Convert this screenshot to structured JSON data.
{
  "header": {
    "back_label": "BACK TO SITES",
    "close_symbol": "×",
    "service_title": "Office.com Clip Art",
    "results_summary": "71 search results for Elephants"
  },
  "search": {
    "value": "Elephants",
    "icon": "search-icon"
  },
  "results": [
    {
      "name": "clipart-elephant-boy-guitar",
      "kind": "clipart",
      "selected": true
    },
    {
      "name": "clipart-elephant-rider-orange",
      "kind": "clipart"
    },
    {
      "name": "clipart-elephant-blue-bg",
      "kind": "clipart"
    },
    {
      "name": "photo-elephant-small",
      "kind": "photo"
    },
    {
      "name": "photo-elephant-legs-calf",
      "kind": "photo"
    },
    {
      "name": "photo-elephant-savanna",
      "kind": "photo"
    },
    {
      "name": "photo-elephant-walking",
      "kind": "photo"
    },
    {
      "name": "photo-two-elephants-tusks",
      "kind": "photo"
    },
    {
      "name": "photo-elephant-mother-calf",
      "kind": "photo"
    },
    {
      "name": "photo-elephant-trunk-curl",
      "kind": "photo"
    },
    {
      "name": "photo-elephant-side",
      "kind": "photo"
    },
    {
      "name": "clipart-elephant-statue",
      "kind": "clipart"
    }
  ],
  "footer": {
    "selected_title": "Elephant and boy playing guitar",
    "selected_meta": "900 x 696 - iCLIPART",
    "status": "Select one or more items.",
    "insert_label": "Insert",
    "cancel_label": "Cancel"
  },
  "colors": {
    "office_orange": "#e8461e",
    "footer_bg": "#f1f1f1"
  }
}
........
### INSTRUCTION
Locate all lines in the listing above with the word "calf". Copy them.

### RESULT OF THIS EXERCISE
      "name": "photo-elephant-legs-calf",
      "name": "photo-elephant-mother-calf",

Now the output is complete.